## INPUT ROWS:
***

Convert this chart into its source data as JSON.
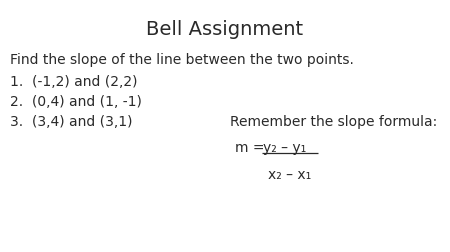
{
  "title": "Bell Assignment",
  "title_fontsize": 14,
  "title_fontweight": "normal",
  "bg_color": "#ffffff",
  "text_color": "#2a2a2a",
  "intro_text": "Find the slope of the line between the two points.",
  "problems": [
    "1.  (-1,2) and (2,2)",
    "2.  (0,4) and (1, -1)",
    "3.  (3,4) and (3,1)"
  ],
  "remember_label": "Remember the slope formula:",
  "formula_numerator": "y₂ – y₁",
  "formula_denominator": "x₂ – x₁",
  "font_size_title": 14,
  "font_size_body": 10,
  "font_size_formula": 10
}
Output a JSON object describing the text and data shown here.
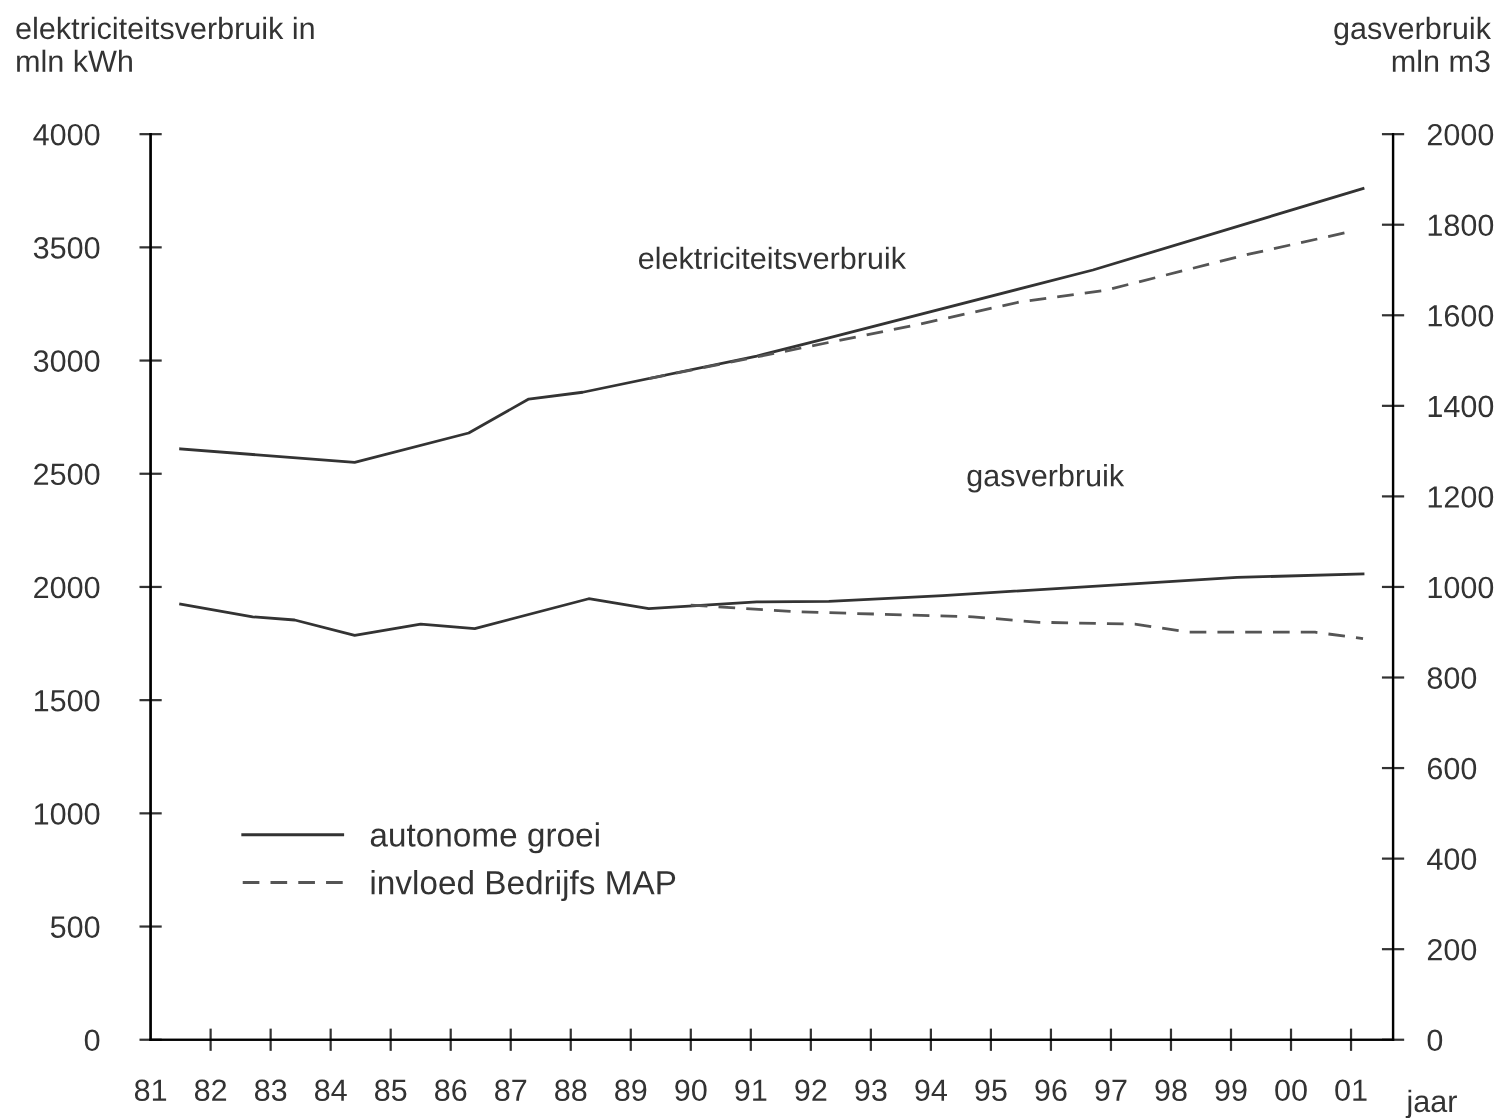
{
  "chart_data": {
    "type": "line",
    "ylabel": "elektriciteitsverbruik in\nmln kWh",
    "y2label": "gasverbruik\nmln m3",
    "xlabel": "jaar",
    "annotations": [
      "elektriciteitsverbruik",
      "gasverbruik"
    ],
    "xlim": [
      1981,
      2001.7
    ],
    "xticks": [
      {
        "value": 1981,
        "label": "81"
      },
      {
        "value": 1982,
        "label": "82"
      },
      {
        "value": 1983,
        "label": "83"
      },
      {
        "value": 1984,
        "label": "84"
      },
      {
        "value": 1985,
        "label": "85"
      },
      {
        "value": 1986,
        "label": "86"
      },
      {
        "value": 1987,
        "label": "87"
      },
      {
        "value": 1988,
        "label": "88"
      },
      {
        "value": 1989,
        "label": "89"
      },
      {
        "value": 1990,
        "label": "90"
      },
      {
        "value": 1991,
        "label": "91"
      },
      {
        "value": 1992,
        "label": "92"
      },
      {
        "value": 1993,
        "label": "93"
      },
      {
        "value": 1994,
        "label": "94"
      },
      {
        "value": 1995,
        "label": "95"
      },
      {
        "value": 1996,
        "label": "96"
      },
      {
        "value": 1997,
        "label": "97"
      },
      {
        "value": 1998,
        "label": "98"
      },
      {
        "value": 1999,
        "label": "99"
      },
      {
        "value": 2000,
        "label": "00"
      },
      {
        "value": 2001,
        "label": "01"
      }
    ],
    "ylim": [
      0,
      4000
    ],
    "yticks": [
      0,
      500,
      1000,
      1500,
      2000,
      2500,
      3000,
      3500,
      4000
    ],
    "y2lim": [
      0,
      2000
    ],
    "y2ticks": [
      0,
      200,
      400,
      600,
      800,
      1000,
      1200,
      1400,
      1600,
      1800,
      2000
    ],
    "grid": false,
    "legend": "bottom left",
    "marker": "none",
    "series": [
      {
        "name": "autonome groei",
        "color": "#333333",
        "line_style": "solid",
        "x": [
          1981.5,
          1984.4,
          1986.3,
          1987.3,
          1988.2,
          1991.1,
          1992.3,
          1996.7,
          2001.2
        ],
        "values": [
          2610,
          2550,
          2680,
          2830,
          2860,
          3020,
          3100,
          3400,
          3760
        ]
      },
      {
        "name": "invloed Bedrijfs MAP",
        "color": "#555555",
        "line_style": "dashed",
        "x": [
          1989.3,
          1992.3,
          1993.8,
          1995.5,
          1996.9,
          1999.3,
          2001.0
        ],
        "values": [
          2920,
          3080,
          3160,
          3260,
          3310,
          3470,
          3570
        ]
      },
      {
        "color": "#333333",
        "line_style": "solid",
        "axis": "y2",
        "x": [
          1981.5,
          1982.7,
          1983.4,
          1984.4,
          1985.5,
          1986.4,
          1988.3,
          1989.3,
          1991.1,
          1992.3,
          1994.2,
          1997.3,
          1999.1,
          2001.2
        ],
        "values": [
          962,
          934,
          927,
          893,
          918,
          908,
          974,
          952,
          967,
          968,
          981,
          1006,
          1021,
          1029
        ]
      },
      {
        "color": "#555555",
        "line_style": "dashed",
        "axis": "y2",
        "x": [
          1990.0,
          1991.8,
          1994.7,
          1995.8,
          1997.4,
          1998.3,
          2000.4,
          2001.2
        ],
        "values": [
          960,
          945,
          934,
          922,
          918,
          900,
          900,
          886
        ]
      }
    ]
  }
}
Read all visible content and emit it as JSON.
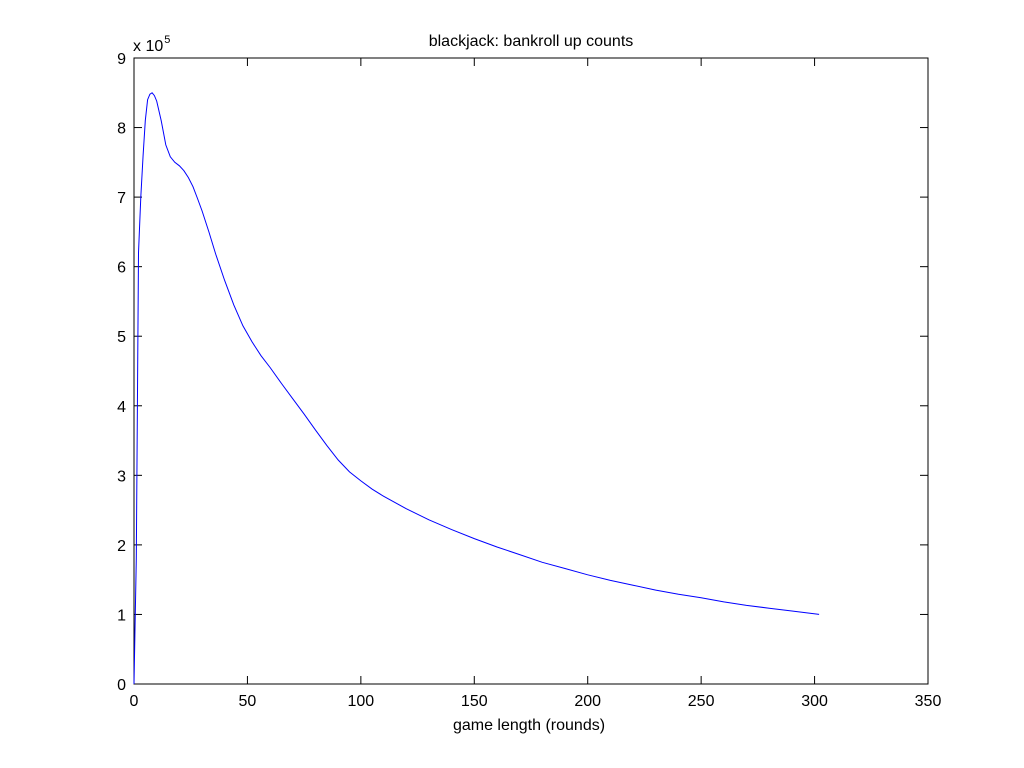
{
  "chart_data": {
    "type": "line",
    "title": "blackjack: bankroll up counts",
    "xlabel": "game length (rounds)",
    "ylabel": "",
    "xlim": [
      0,
      350
    ],
    "ylim": [
      0,
      900000
    ],
    "x_ticks": [
      0,
      50,
      100,
      150,
      200,
      250,
      300,
      350
    ],
    "y_ticks": [
      0,
      100000,
      200000,
      300000,
      400000,
      500000,
      600000,
      700000,
      800000,
      900000
    ],
    "x_tick_labels": [
      "0",
      "50",
      "100",
      "150",
      "200",
      "250",
      "300",
      "350"
    ],
    "y_tick_labels": [
      "0",
      "1",
      "2",
      "3",
      "4",
      "5",
      "6",
      "7",
      "8",
      "9"
    ],
    "y_multiplier_base": "x 10",
    "y_multiplier_exponent": "5",
    "grid": false,
    "series": [
      {
        "color": "#0000ff",
        "x": [
          0,
          1,
          2,
          3,
          4,
          5,
          6,
          7,
          8,
          9,
          10,
          12,
          14,
          16,
          18,
          20,
          22,
          24,
          26,
          28,
          30,
          33,
          36,
          40,
          44,
          48,
          52,
          56,
          60,
          65,
          70,
          75,
          80,
          85,
          90,
          95,
          100,
          105,
          110,
          120,
          130,
          140,
          150,
          160,
          170,
          180,
          190,
          200,
          210,
          220,
          230,
          240,
          250,
          260,
          270,
          280,
          290,
          302
        ],
        "y": [
          0,
          180000,
          620000,
          700000,
          760000,
          810000,
          840000,
          848000,
          850000,
          846000,
          838000,
          810000,
          775000,
          758000,
          750000,
          745000,
          738000,
          728000,
          715000,
          698000,
          680000,
          650000,
          618000,
          580000,
          545000,
          515000,
          492000,
          472000,
          455000,
          432000,
          410000,
          388000,
          365000,
          343000,
          322000,
          305000,
          292000,
          280000,
          270000,
          252000,
          236000,
          222000,
          209000,
          197000,
          186000,
          175000,
          166000,
          157000,
          149000,
          142000,
          135000,
          129000,
          124000,
          118000,
          113000,
          109000,
          105000,
          100000
        ]
      }
    ]
  }
}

***

Search the data above for lines holding "ylabel" and copy each of them.

## EXERCISE RESPONSE:
    "ylabel": "elektriciteitsverbruik in\nmln kWh",
    "ylabel": "",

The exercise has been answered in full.